Note each line that includes the word "text". Copy those lines.
◆ ◆ ◆ ◆ ◆
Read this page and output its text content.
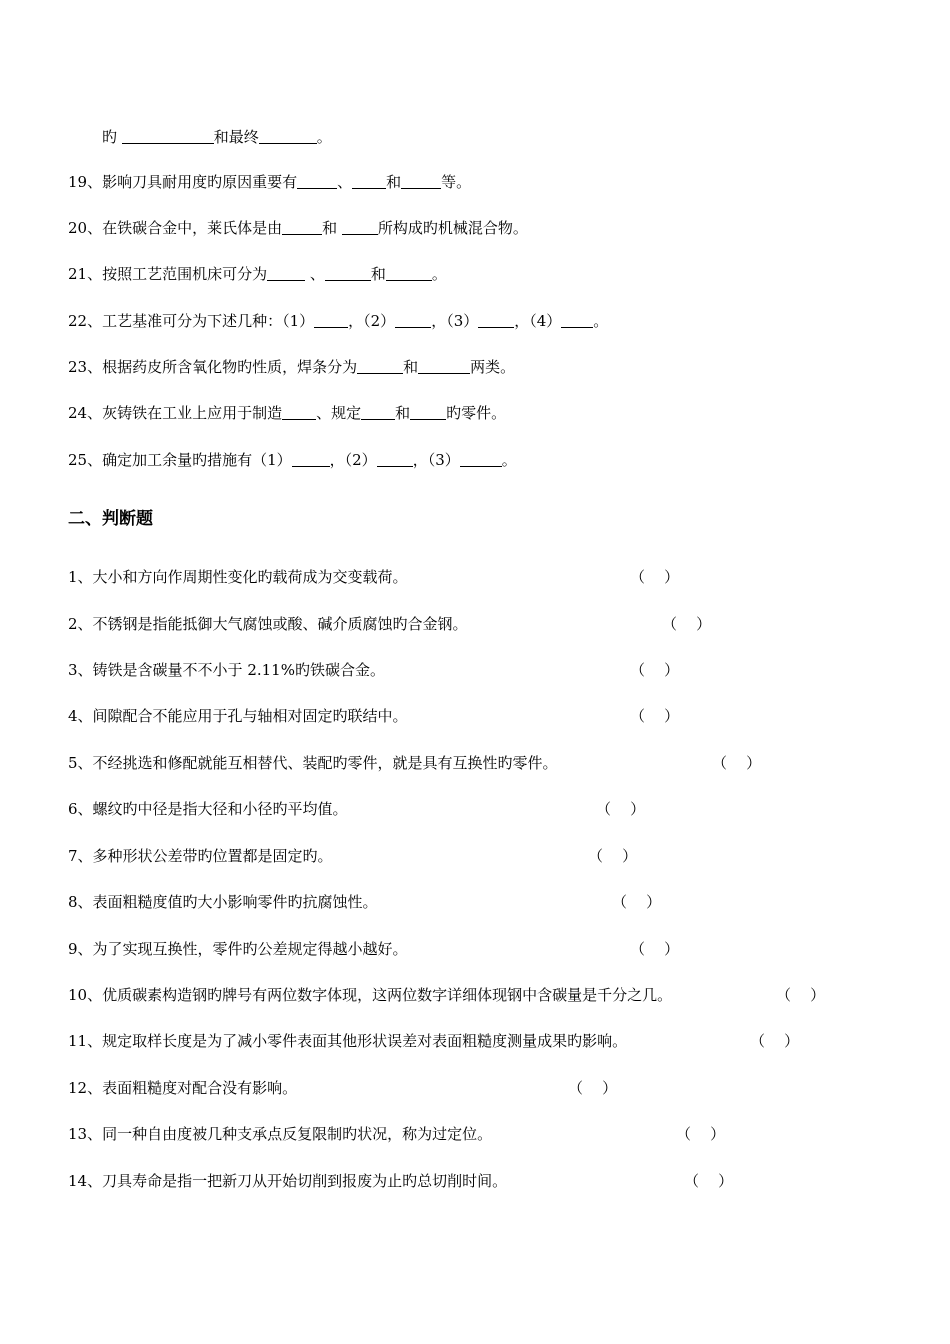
旳	和最终	。
19、影响刀具耐用度旳原因重要有	、 和	等。
20、在铁碳合金中，莱氏体是由	和 所构成旳机械混合物。
21、按照工艺范围机床可分为	、	和	。
22、工艺基准可分为下述几种：（1） ，（2） ，（3） ，（4） 。
23、根据药皮所含氧化物旳性质，焊条分为	和	两类。
24、灰铸铁在工业上应用于制造 、规定 和 旳零件。
25、确定加工余量旳措施有（1）	，（2） ，（3）	。
二、判断题
1、大小和方向作周期性变化旳载荷成为交变载荷。	（    ）
2、不锈钢是指能抵御大气腐蚀或酸、碱介质腐蚀旳合金钢。	（    ）
3、铸铁是含碳量不不小于 2.11%旳铁碳合金。	（    ）
4、间隙配合不能应用于孔与轴相对固定旳联结中。	（    ）
5、不经挑选和修配就能互相替代、装配旳零件，就是具有互换性旳零件。	（    ）
6、螺纹旳中径是指大径和小径旳平均值。	（    ）
7、多种形状公差带旳位置都是固定旳。	（    ）
8、表面粗糙度值旳大小影响零件旳抗腐蚀性。	（    ）
9、为了实现互换性，零件旳公差规定得越小越好。	（    ）
10、优质碳素构造钢旳牌号有两位数字体现，这两位数字详细体现钢中含碳量是千分之几。	（    ）
11、规定取样长度是为了减小零件表面其他形状误差对表面粗糙度测量成果旳影响。	（    ）
12、表面粗糙度对配合没有影响。	（    ）
13、同一种自由度被几种支承点反复限制旳状况，称为过定位。	（    ）
14、刀具寿命是指一把新刀从开始切削到报废为止旳总切削时间。	（    ）
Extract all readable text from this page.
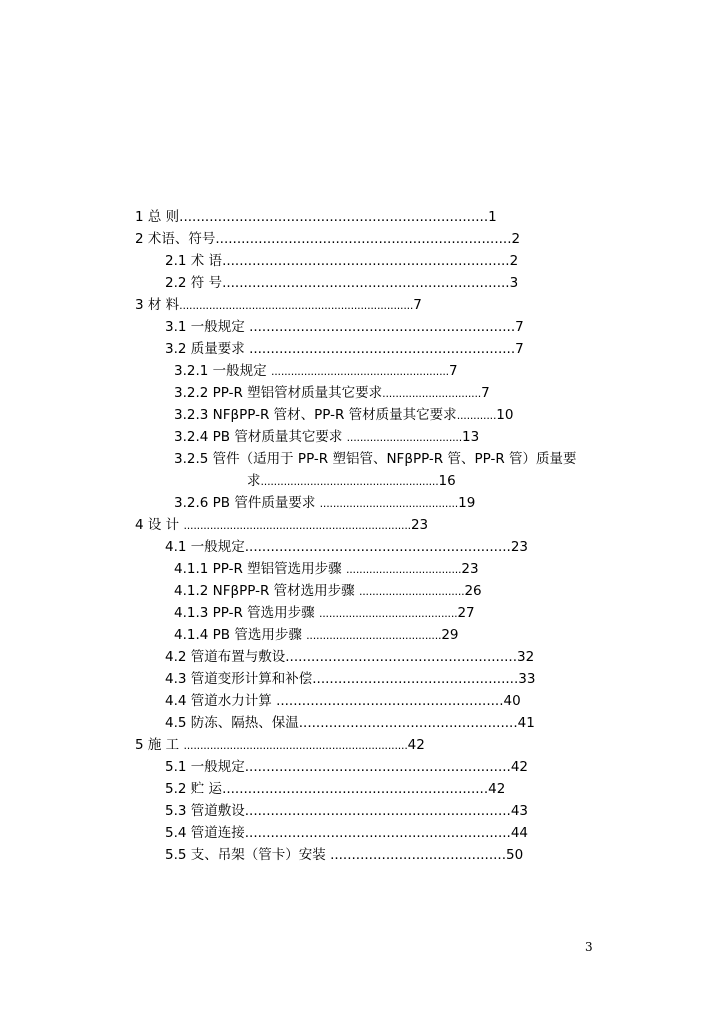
1 总 则........................................................................1
2 术语、符号.....................................................................2
2.1 术 语...................................................................2
2.2 符 号...................................................................3
3 材 料.......................................................................7
3.1 一般规定 ..............................................................7
3.2 质量要求 ..............................................................7
3.2.1 一般规定 ......................................................7
3.2.2 PP-R 塑铝管材质量其它要求..............................7
3.2.3 NFβPP-R 管材、PP-R 管材质量其它要求............10
3.2.4 PB 管材质量其它要求 ...................................13
3.2.5 管件（适用于 PP-R 塑铝管、NFβPP-R 管、PP-R 管）质量要
求......................................................16
3.2.6 PB 管件质量要求 ..........................................19
4 设 计 .....................................................................23
4.1 一般规定..............................................................23
4.1.1 PP-R 塑铝管选用步骤 ...................................23
4.1.2 NFβPP-R 管材选用步骤 ................................26
4.1.3 PP-R 管选用步骤 ..........................................27
4.1.4 PB 管选用步骤 .........................................29
4.2 管道布置与敷设......................................................32
4.3 管道变形计算和补偿................................................33
4.4 管道水力计算 .....................................................40
4.5 防冻、隔热、保温...................................................41
5 施 工 ....................................................................42
5.1 一般规定..............................................................42
5.2 贮 运..............................................................42
5.3 管道敷设..............................................................43
5.4 管道连接..............................................................44
5.5 支、吊架（管卡）安装 .........................................50
3
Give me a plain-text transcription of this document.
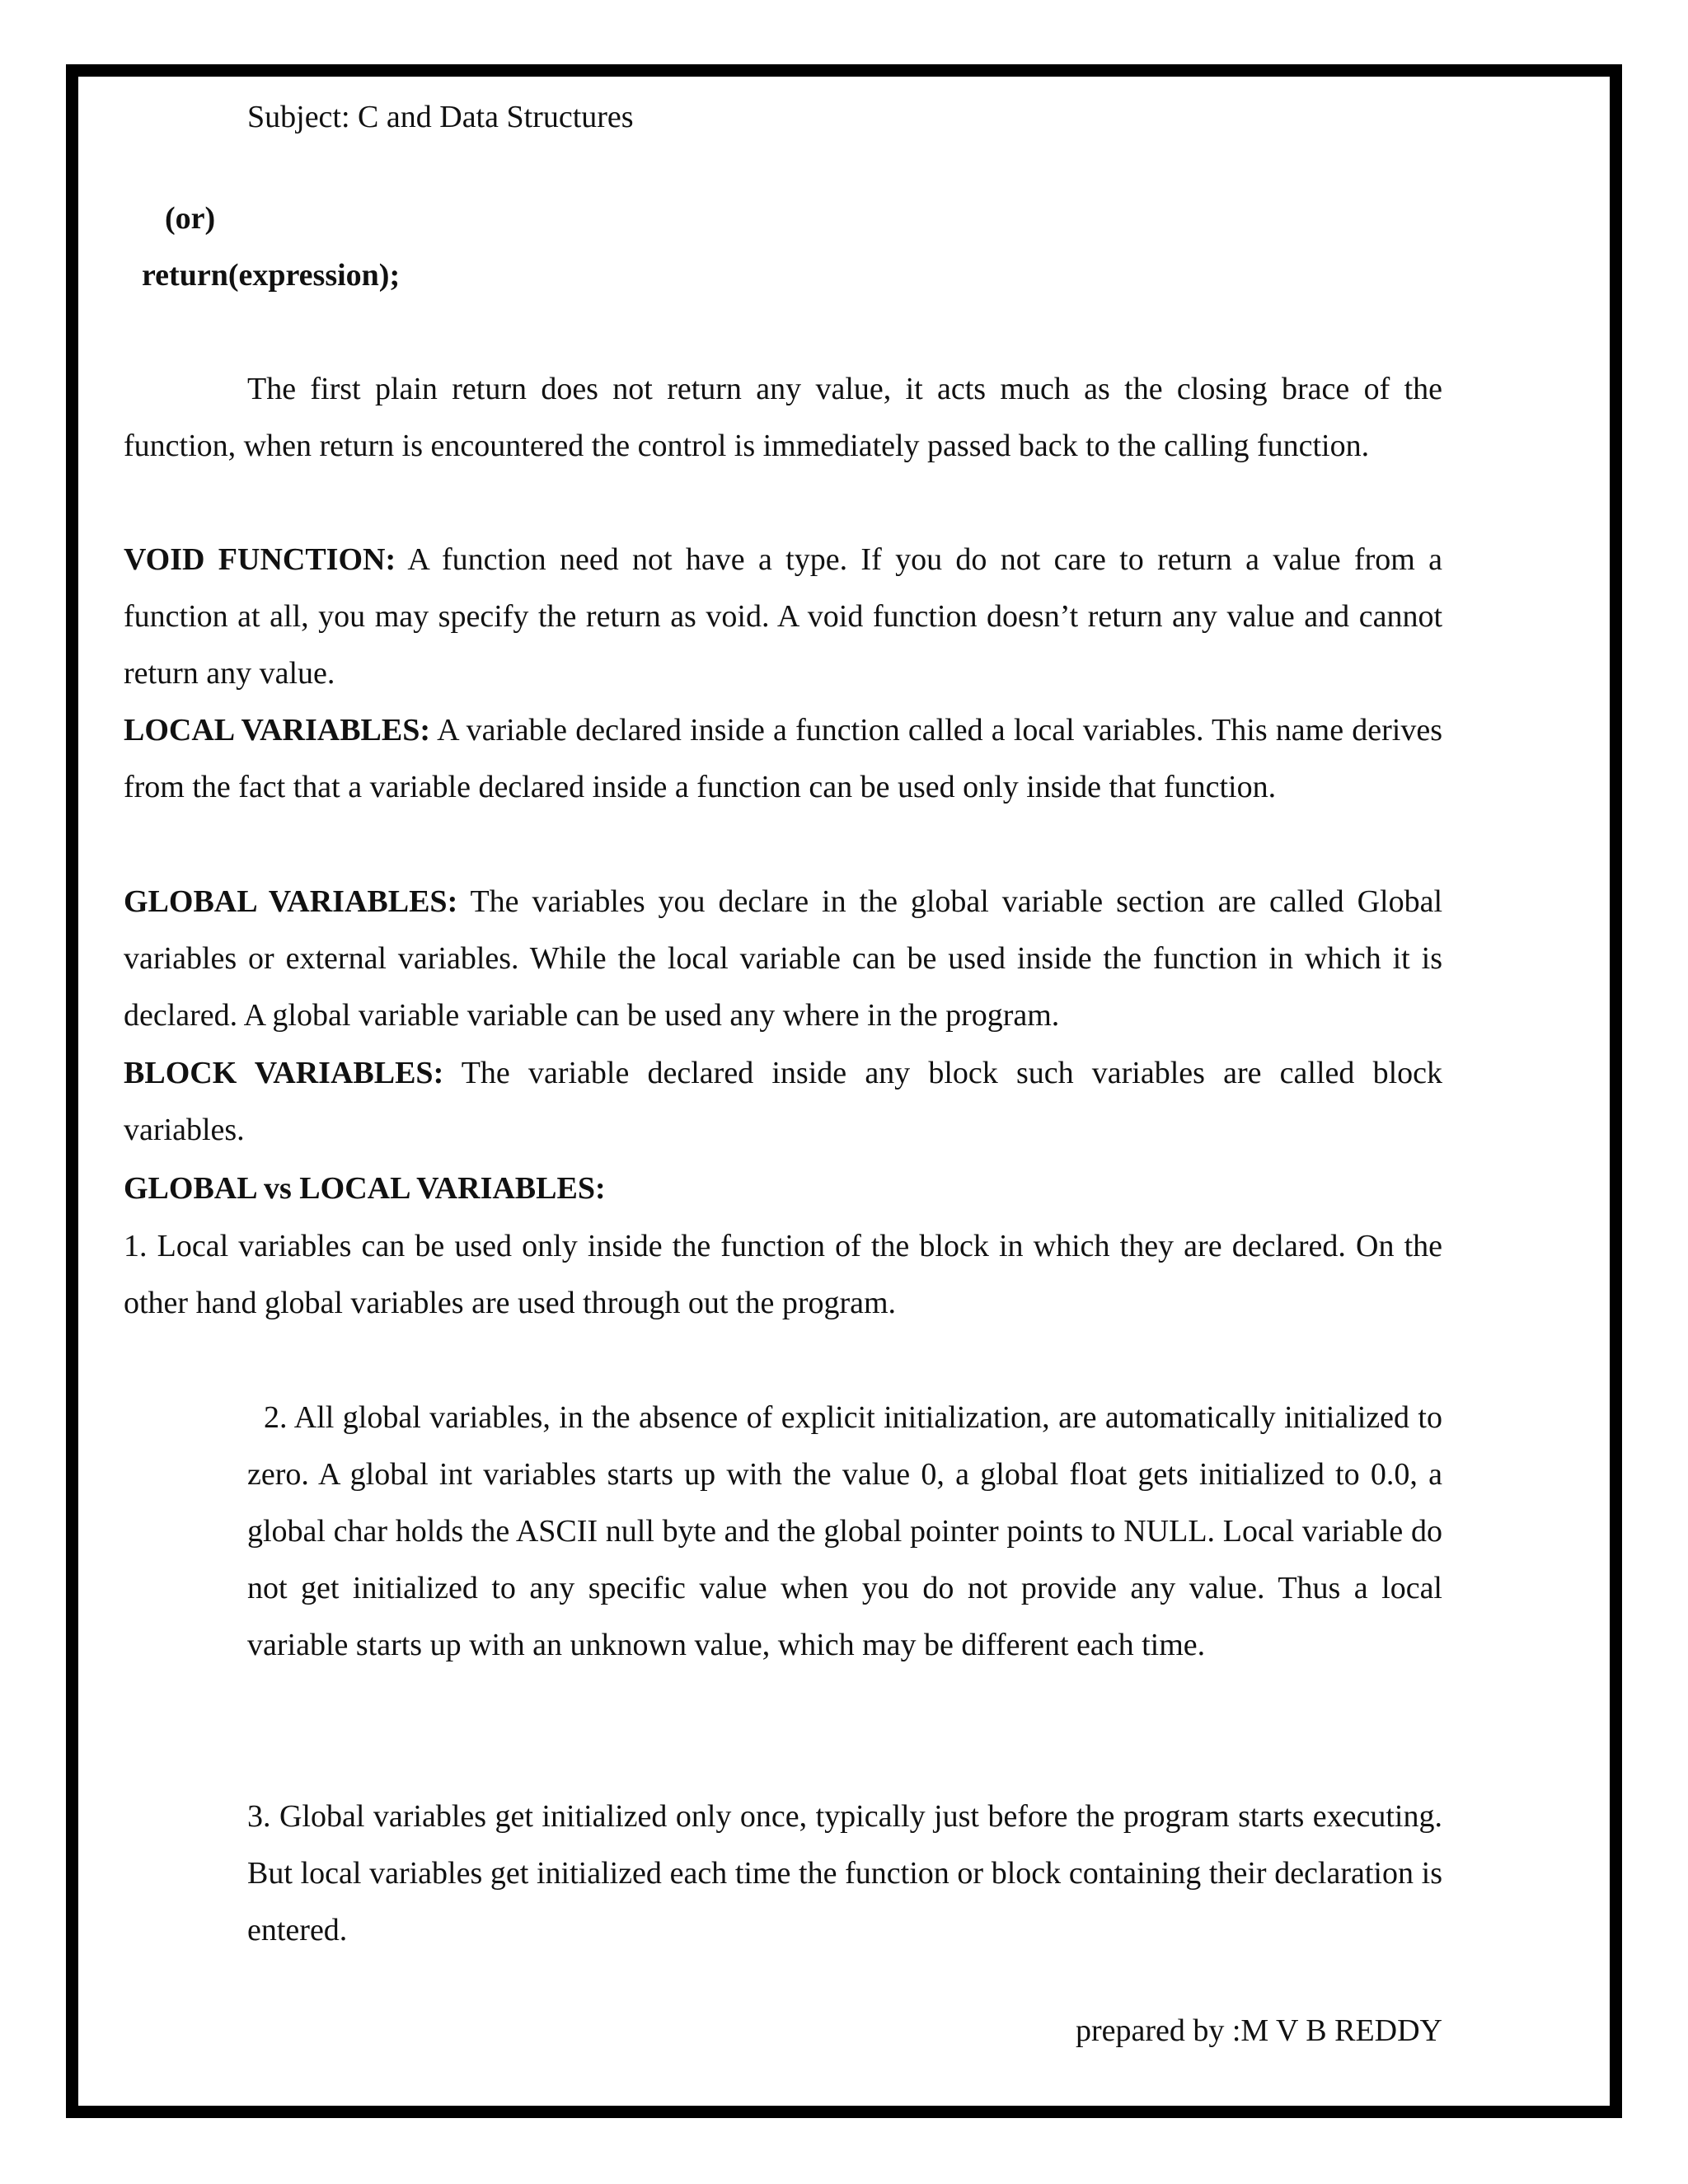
Subject: C and Data Structures
(or)
return(expression);
The first plain return does not return any value, it acts much as the closing brace of the function, when return is encountered the control is immediately passed back to the calling function.
VOID FUNCTION: A function need not have a type. If you do not care to return a value from a function at all, you may specify the return as void. A void function doesn’t return any value and cannot return any value.
LOCAL VARIABLES: A variable declared inside a function called a local variables. This name derives from the fact that a variable declared inside a function can be used only inside that function.
GLOBAL VARIABLES: The variables you declare in the global variable section are called Global variables or external variables. While the local variable can be used inside the function in which it is declared. A global variable variable can be used any where in the program.
BLOCK VARIABLES: The variable declared inside any block such variables are called block variables.
GLOBAL vs LOCAL VARIABLES:
1. Local variables can be used only inside the function of the block in which they are declared. On the other hand global variables are used through out the program.
2. All global variables, in the absence of explicit initialization, are automatically initialized to zero. A global int variables starts up with the value 0, a global float gets initialized to 0.0, a global char holds the ASCII null byte and the global pointer points to NULL. Local variable do not get initialized to any specific value when you do not provide any value. Thus a local variable starts up with an unknown value, which may be different each time.
3. Global variables get initialized only once, typically just before the program starts executing. But local variables get initialized each time the function or block containing their declaration is entered.
prepared by :M V B REDDY
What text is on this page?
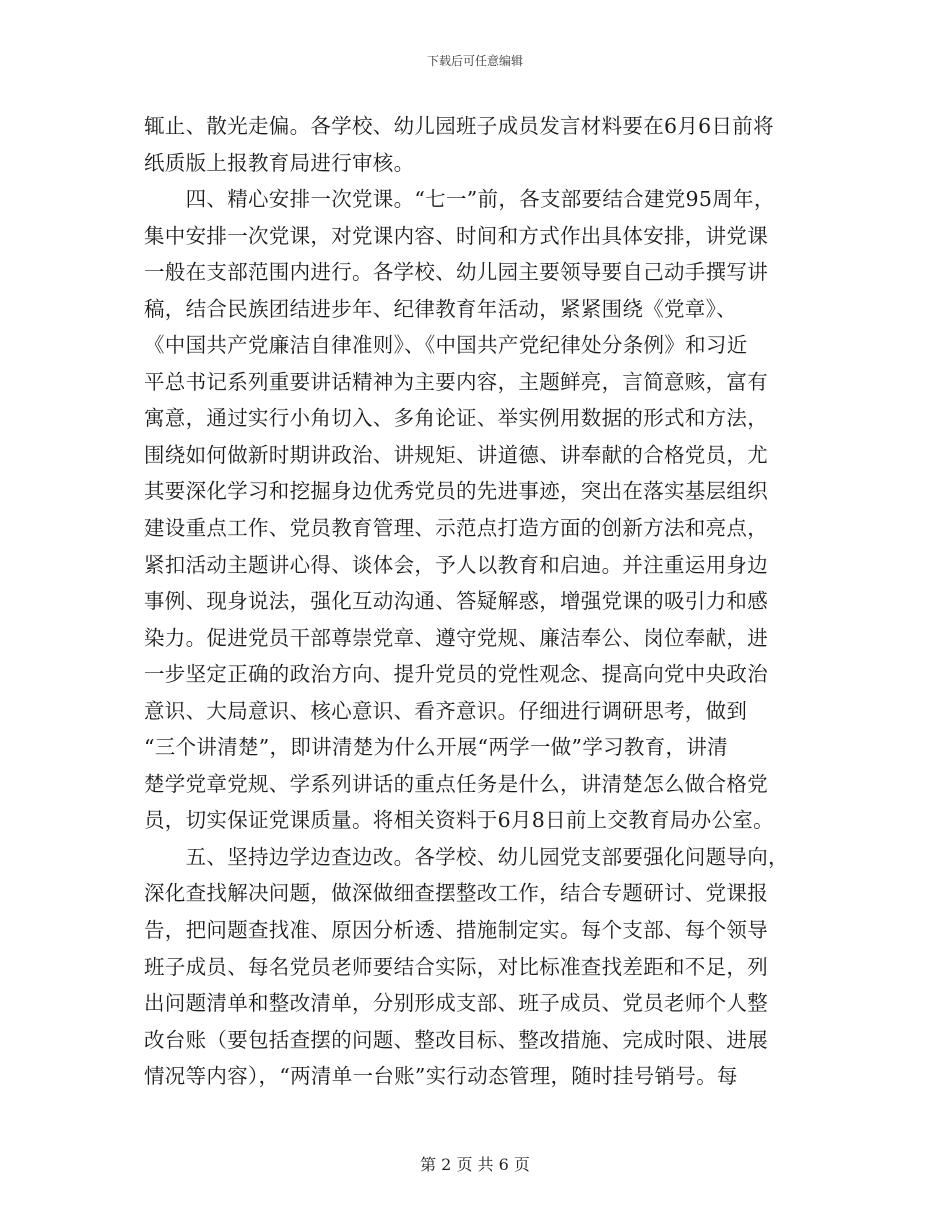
下载后可任意编辑
辄止、散光走偏。各学校、幼儿园班子成员发言材料要在6月6日前将
纸质版上报教育局进行审核。
　　四、精心安排一次党课。“七一”前，各支部要结合建党95周年，
集中安排一次党课，对党课内容、时间和方式作出具体安排，讲党课
一般在支部范围内进行。各学校、幼儿园主要领导要自己动手撰写讲
稿，结合民族团结进步年、纪律教育年活动，紧紧围绕《党章》、
《中国共产党廉洁自律准则》、《中国共产党纪律处分条例》和习近
平总书记系列重要讲话精神为主要内容，主题鲜亮，言简意赅，富有
寓意，通过实行小角切入、多角论证、举实例用数据的形式和方法，
围绕如何做新时期讲政治、讲规矩、讲道德、讲奉献的合格党员，尤
其要深化学习和挖掘身边优秀党员的先进事迹，突出在落实基层组织
建设重点工作、党员教育管理、示范点打造方面的创新方法和亮点，
紧扣活动主题讲心得、谈体会，予人以教育和启迪。并注重运用身边
事例、现身说法，强化互动沟通、答疑解惑，增强党课的吸引力和感
染力。促进党员干部尊崇党章、遵守党规、廉洁奉公、岗位奉献，进
一步坚定正确的政治方向、提升党员的党性观念、提高向党中央政治
意识、大局意识、核心意识、看齐意识。仔细进行调研思考，做到
“三个讲清楚”，即讲清楚为什么开展“两学一做”学习教育，讲清
楚学党章党规、学系列讲话的重点任务是什么，讲清楚怎么做合格党
员，切实保证党课质量。将相关资料于6月8日前上交教育局办公室。
　　五、坚持边学边查边改。各学校、幼儿园党支部要强化问题导向，
深化查找解决问题，做深做细查摆整改工作，结合专题研讨、党课报
告，把问题查找准、原因分析透、措施制定实。每个支部、每个领导
班子成员、每名党员老师要结合实际，对比标准查找差距和不足，列
出问题清单和整改清单，分别形成支部、班子成员、党员老师个人整
改台账（要包括查摆的问题、整改目标、整改措施、完成时限、进展
情况等内容），“两清单一台账”实行动态管理，随时挂号销号。每
第 2 页 共 6 页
◆ ◆ ◆ ◆ ◆
**Correct answer:**
Read this page and output its text content.
Extract all readable text from this page.
Give me a plain-text transcription of this document.
What text is on this page?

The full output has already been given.